Directive> Copy all lines holding the word "ZODIAC" from the entries.
⁂
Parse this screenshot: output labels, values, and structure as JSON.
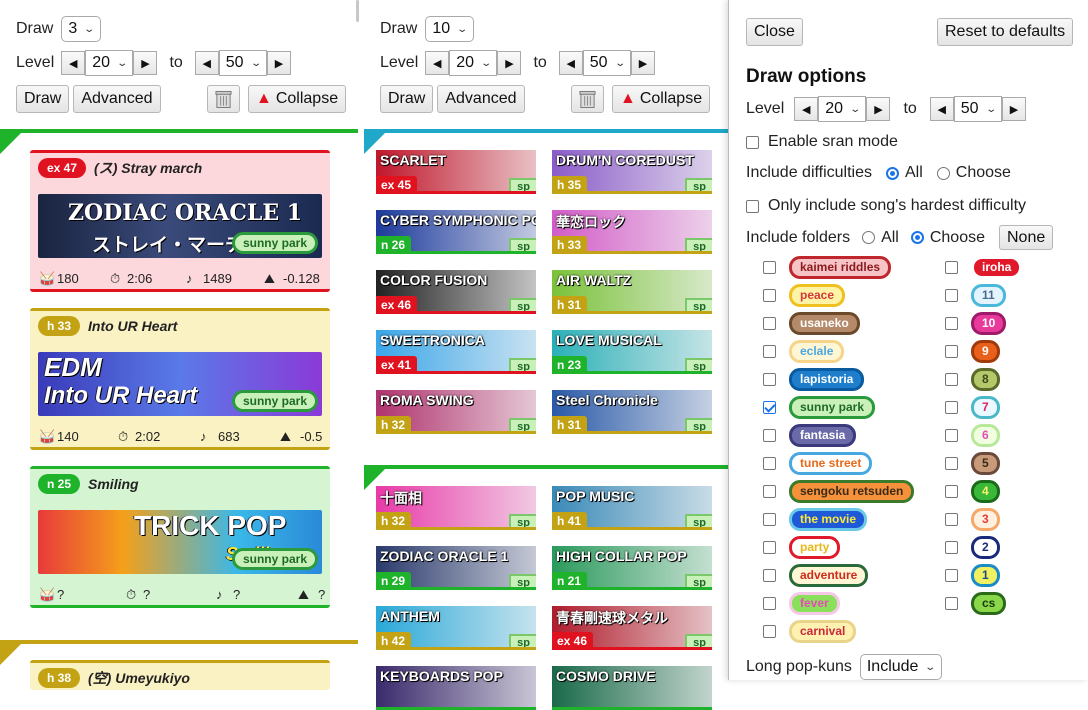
{
  "controls": {
    "draw_label": "Draw",
    "level_label": "Level",
    "to_label": "to",
    "draw_button": "Draw",
    "advanced_button": "Advanced",
    "collapse_button": "Collapse",
    "left_arrow": "◀",
    "right_arrow": "▶",
    "collapse_glyph": "▲"
  },
  "column1": {
    "draw_count": "3",
    "level_min": "20",
    "level_max": "50"
  },
  "column2": {
    "draw_count": "10",
    "level_min": "20",
    "level_max": "50"
  },
  "cards": [
    {
      "level": "ex 47",
      "title": "(ス) Stray march",
      "banner_line1": "ZODIAC ORACLE 1",
      "banner_line2": "ストレイ・マーチ",
      "folder": "sunny park",
      "bpm": "180",
      "time": "2:06",
      "notes": "1489",
      "tilt": "-0.128",
      "accent": "#e0121f",
      "bg": "#fcd8dc"
    },
    {
      "level": "h 33",
      "title": "Into UR Heart",
      "banner_line1": "EDM",
      "banner_line2": "Into UR Heart",
      "folder": "sunny park",
      "bpm": "140",
      "time": "2:02",
      "notes": "683",
      "tilt": "-0.5",
      "accent": "#c3a313",
      "bg": "#fbf2c4"
    },
    {
      "level": "n 25",
      "title": "Smiling",
      "banner_line1": "TRICK POP",
      "banner_line2": "Smiling",
      "folder": "sunny park",
      "bpm": "?",
      "time": "?",
      "notes": "?",
      "tilt": "?",
      "accent": "#1fb32b",
      "bg": "#d5f5d2"
    },
    {
      "level": "h 38",
      "title": "(空) Umeyukiyo",
      "accent": "#c3a313",
      "bg": "#fbf2c4"
    }
  ],
  "tiles_top": [
    {
      "title": "SCARLET",
      "level": "ex 45",
      "tag": "sp",
      "color": "#c0172b"
    },
    {
      "title": "DRUM'N COREDUST",
      "level": "h 35",
      "tag": "sp",
      "color": "#8b5cc8"
    },
    {
      "title": "CYBER SYMPHONIC POP",
      "level": "n 26",
      "tag": "sp",
      "color": "#1c3a9c"
    },
    {
      "title": "華恋ロック",
      "level": "h 33",
      "tag": "sp",
      "color": "#d25cc8"
    },
    {
      "title": "COLOR FUSION",
      "level": "ex 46",
      "tag": "sp",
      "color": "#222"
    },
    {
      "title": "AIR WALTZ",
      "level": "h 31",
      "tag": "sp",
      "color": "#7ac23a"
    },
    {
      "title": "SWEETRONICA",
      "level": "ex 41",
      "tag": "sp",
      "color": "#3aa6e8"
    },
    {
      "title": "LOVE MUSICAL",
      "level": "n 23",
      "tag": "sp",
      "color": "#2bb0b8"
    },
    {
      "title": "ROMA SWING",
      "level": "h 32",
      "tag": "sp",
      "color": "#b0336e"
    },
    {
      "title": "Steel Chronicle",
      "level": "h 31",
      "tag": "sp",
      "color": "#2a5aa8"
    }
  ],
  "tiles_bottom": [
    {
      "title": "十面相",
      "level": "h 32",
      "tag": "sp",
      "color": "#e83aa8"
    },
    {
      "title": "POP MUSIC",
      "level": "h 41",
      "tag": "sp",
      "color": "#3a8ab8"
    },
    {
      "title": "ZODIAC ORACLE 1",
      "level": "n 29",
      "tag": "sp",
      "color": "#2a3a6c"
    },
    {
      "title": "HIGH COLLAR POP",
      "level": "n 21",
      "tag": "sp",
      "color": "#2a9a5c"
    },
    {
      "title": "ANTHEM",
      "level": "h 42",
      "tag": "sp",
      "color": "#2aa8d8"
    },
    {
      "title": "青春剛速球メタル",
      "level": "ex 46",
      "tag": "sp",
      "color": "#b01c2c"
    },
    {
      "title": "KEYBOARDS POP",
      "level": "",
      "tag": "",
      "color": "#3a2a6c"
    },
    {
      "title": "COSMO DRIVE",
      "level": "",
      "tag": "",
      "color": "#1a6a4a"
    }
  ],
  "panel": {
    "close_button": "Close",
    "reset_button": "Reset to defaults",
    "title": "Draw options",
    "level_label": "Level",
    "level_min": "20",
    "level_max": "50",
    "to_label": "to",
    "sran_label": "Enable sran mode",
    "include_difficulties_label": "Include difficulties",
    "all_label": "All",
    "choose_label": "Choose",
    "hardest_label": "Only include song's hardest difficulty",
    "include_folders_label": "Include folders",
    "none_button": "None",
    "long_popkuns_label": "Long pop-kuns",
    "long_popkuns_value": "Include",
    "folders_left": [
      {
        "name": "kaimei riddles",
        "checked": false,
        "bg": "#f6c3c6",
        "border": "#c0272d",
        "fg": "#8a1a1e"
      },
      {
        "name": "peace",
        "checked": false,
        "bg": "#fff4a6",
        "border": "#f0c020",
        "fg": "#d03a3a"
      },
      {
        "name": "usaneko",
        "checked": false,
        "bg": "#b48a6a",
        "border": "#6a4a2a",
        "fg": "#fff"
      },
      {
        "name": "eclale",
        "checked": false,
        "bg": "#fff6d6",
        "border": "#f6d48a",
        "fg": "#4aa8e0"
      },
      {
        "name": "lapistoria",
        "checked": false,
        "bg": "#1e7ecb",
        "border": "#0a5aa0",
        "fg": "#fff"
      },
      {
        "name": "sunny park",
        "checked": true,
        "bg": "#c9f0b9",
        "border": "#2a9a3c",
        "fg": "#1d6b24"
      },
      {
        "name": "fantasia",
        "checked": false,
        "bg": "#6a6aa8",
        "border": "#3a3a7c",
        "fg": "#fff"
      },
      {
        "name": "tune street",
        "checked": false,
        "bg": "#fff",
        "border": "#4aa8e0",
        "fg": "#e86a1a"
      },
      {
        "name": "sengoku retsuden",
        "checked": false,
        "bg": "#f4913a",
        "border": "#3a7a2a",
        "fg": "#3a2a1a"
      },
      {
        "name": "the movie",
        "checked": false,
        "bg": "#1e5ad8",
        "border": "#6ac8e8",
        "fg": "#ffe83a"
      },
      {
        "name": "party",
        "checked": false,
        "bg": "#fff",
        "border": "#e01a2a",
        "fg": "#e8b81a"
      },
      {
        "name": "adventure",
        "checked": false,
        "bg": "#fff6d6",
        "border": "#2a6a3a",
        "fg": "#d02a1a"
      },
      {
        "name": "fever",
        "checked": false,
        "bg": "#8ae05a",
        "border": "#f6c8e8",
        "fg": "#e84ab8"
      },
      {
        "name": "carnival",
        "checked": false,
        "bg": "#fff2b0",
        "border": "#e8d48a",
        "fg": "#c8283a"
      }
    ],
    "folders_right": [
      {
        "name": "iroha",
        "checked": false,
        "bg": "#e01a2a",
        "border": "#fff",
        "fg": "#fff"
      },
      {
        "name": "11",
        "checked": false,
        "bg": "#e4f4ff",
        "border": "#4ab8d8",
        "fg": "#4a6a8a"
      },
      {
        "name": "10",
        "checked": false,
        "bg": "#e83a9a",
        "border": "#a01a6a",
        "fg": "#fff"
      },
      {
        "name": "9",
        "checked": false,
        "bg": "#e8601a",
        "border": "#a03a0a",
        "fg": "#fff"
      },
      {
        "name": "8",
        "checked": false,
        "bg": "#b4c86a",
        "border": "#5a6a2a",
        "fg": "#3a4a1a"
      },
      {
        "name": "7",
        "checked": false,
        "bg": "#eaf8ff",
        "border": "#4ab8c8",
        "fg": "#e0205a"
      },
      {
        "name": "6",
        "checked": false,
        "bg": "#f0ffe0",
        "border": "#b8e89a",
        "fg": "#e84ab8"
      },
      {
        "name": "5",
        "checked": false,
        "bg": "#c89a7a",
        "border": "#6a4a3a",
        "fg": "#3a2a1a"
      },
      {
        "name": "4",
        "checked": false,
        "bg": "#3ab83a",
        "border": "#1a6a1a",
        "fg": "#fff26a"
      },
      {
        "name": "3",
        "checked": false,
        "bg": "#fff0e0",
        "border": "#f4a86a",
        "fg": "#e83a3a"
      },
      {
        "name": "2",
        "checked": false,
        "bg": "#fff",
        "border": "#1a2a7a",
        "fg": "#1a2a7a"
      },
      {
        "name": "1",
        "checked": false,
        "bg": "#f0f060",
        "border": "#1a8ac8",
        "fg": "#1a4a8a"
      },
      {
        "name": "cs",
        "checked": false,
        "bg": "#8ad84a",
        "border": "#2a6a1a",
        "fg": "#1a3a0a"
      }
    ]
  },
  "icons": {
    "trash": "trash-icon",
    "bpm": "drum-icon",
    "time": "stopwatch-icon",
    "notes": "notes-icon",
    "tilt": "mountain-icon"
  }
}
⁂
Answer to the task>
      "banner_line1": "ZODIAC ORACLE 1",
      "title": "ZODIAC ORACLE 1",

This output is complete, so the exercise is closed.